Task objective
Using the listing below, extract each line that has the word "Scaled" in it.

** START The data **

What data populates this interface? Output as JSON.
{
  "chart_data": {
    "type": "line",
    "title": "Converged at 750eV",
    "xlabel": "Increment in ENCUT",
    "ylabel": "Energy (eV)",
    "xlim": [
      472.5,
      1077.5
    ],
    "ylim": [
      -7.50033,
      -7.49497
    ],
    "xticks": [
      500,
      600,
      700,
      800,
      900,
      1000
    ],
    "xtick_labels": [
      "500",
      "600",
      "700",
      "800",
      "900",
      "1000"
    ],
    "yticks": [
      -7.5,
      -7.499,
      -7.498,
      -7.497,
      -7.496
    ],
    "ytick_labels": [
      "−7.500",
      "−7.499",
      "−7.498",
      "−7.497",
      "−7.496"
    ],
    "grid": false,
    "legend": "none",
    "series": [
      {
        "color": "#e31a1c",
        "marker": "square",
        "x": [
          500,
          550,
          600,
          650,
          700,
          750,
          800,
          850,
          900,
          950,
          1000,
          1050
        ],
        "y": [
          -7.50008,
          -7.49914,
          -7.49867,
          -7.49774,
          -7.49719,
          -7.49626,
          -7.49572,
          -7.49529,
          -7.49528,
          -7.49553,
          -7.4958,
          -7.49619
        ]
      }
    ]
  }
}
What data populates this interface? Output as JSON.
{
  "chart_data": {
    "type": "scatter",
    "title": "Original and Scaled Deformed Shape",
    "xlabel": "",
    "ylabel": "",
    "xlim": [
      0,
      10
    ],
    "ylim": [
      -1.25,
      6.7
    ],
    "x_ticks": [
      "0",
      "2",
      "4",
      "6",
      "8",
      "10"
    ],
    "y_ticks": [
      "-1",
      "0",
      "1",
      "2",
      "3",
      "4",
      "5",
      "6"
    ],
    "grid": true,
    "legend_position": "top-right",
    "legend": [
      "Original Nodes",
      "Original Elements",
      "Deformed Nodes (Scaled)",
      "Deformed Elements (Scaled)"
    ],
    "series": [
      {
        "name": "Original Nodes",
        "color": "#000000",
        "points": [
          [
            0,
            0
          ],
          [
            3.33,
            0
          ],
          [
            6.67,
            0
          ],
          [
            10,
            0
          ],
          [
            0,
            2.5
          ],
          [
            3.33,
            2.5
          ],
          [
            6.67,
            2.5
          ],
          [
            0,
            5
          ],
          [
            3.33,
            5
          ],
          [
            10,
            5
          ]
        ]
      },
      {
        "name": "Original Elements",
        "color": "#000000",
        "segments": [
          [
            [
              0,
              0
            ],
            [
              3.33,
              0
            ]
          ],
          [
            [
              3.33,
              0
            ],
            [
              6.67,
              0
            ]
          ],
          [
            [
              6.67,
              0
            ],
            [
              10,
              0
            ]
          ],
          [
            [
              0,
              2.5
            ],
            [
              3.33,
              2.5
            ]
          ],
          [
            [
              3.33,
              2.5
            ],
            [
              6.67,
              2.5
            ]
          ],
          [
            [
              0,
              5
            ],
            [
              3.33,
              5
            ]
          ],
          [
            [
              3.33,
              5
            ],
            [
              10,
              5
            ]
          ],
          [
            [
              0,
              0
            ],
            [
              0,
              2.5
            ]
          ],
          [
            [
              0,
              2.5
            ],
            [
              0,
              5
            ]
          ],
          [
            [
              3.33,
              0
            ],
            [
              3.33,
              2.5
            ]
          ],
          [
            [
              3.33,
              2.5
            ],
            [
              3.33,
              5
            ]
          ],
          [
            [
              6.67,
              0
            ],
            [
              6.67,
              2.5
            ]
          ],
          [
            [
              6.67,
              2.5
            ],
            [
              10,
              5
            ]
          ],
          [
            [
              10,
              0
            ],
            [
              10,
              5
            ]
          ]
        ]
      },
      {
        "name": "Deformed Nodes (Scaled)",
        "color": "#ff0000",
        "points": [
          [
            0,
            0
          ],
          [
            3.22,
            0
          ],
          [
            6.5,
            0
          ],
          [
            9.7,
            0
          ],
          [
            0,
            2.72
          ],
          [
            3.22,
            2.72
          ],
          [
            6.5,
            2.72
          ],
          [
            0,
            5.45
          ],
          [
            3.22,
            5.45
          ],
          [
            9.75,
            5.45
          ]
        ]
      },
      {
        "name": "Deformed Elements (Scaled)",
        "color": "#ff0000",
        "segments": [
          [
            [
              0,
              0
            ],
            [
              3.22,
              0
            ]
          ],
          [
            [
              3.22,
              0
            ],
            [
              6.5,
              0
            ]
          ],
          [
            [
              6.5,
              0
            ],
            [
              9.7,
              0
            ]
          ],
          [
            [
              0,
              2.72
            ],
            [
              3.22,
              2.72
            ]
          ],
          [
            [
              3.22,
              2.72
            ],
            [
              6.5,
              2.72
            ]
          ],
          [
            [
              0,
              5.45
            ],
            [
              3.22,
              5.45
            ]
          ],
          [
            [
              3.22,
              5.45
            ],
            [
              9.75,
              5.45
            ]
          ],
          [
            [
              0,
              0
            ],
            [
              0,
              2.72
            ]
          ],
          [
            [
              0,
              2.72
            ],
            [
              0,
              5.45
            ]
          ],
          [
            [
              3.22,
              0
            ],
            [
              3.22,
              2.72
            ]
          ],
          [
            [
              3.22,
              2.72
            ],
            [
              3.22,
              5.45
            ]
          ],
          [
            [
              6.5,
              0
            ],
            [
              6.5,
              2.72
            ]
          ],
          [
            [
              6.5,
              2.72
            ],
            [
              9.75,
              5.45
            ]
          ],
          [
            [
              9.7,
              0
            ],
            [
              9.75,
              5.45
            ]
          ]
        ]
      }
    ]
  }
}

** END The data **

Task answer
    "title": "Original and Scaled Deformed Shape",
      "Deformed Nodes (Scaled)",
      "Deformed Elements (Scaled)"
        "name": "Deformed Nodes (Scaled)",
        "name": "Deformed Elements (Scaled)",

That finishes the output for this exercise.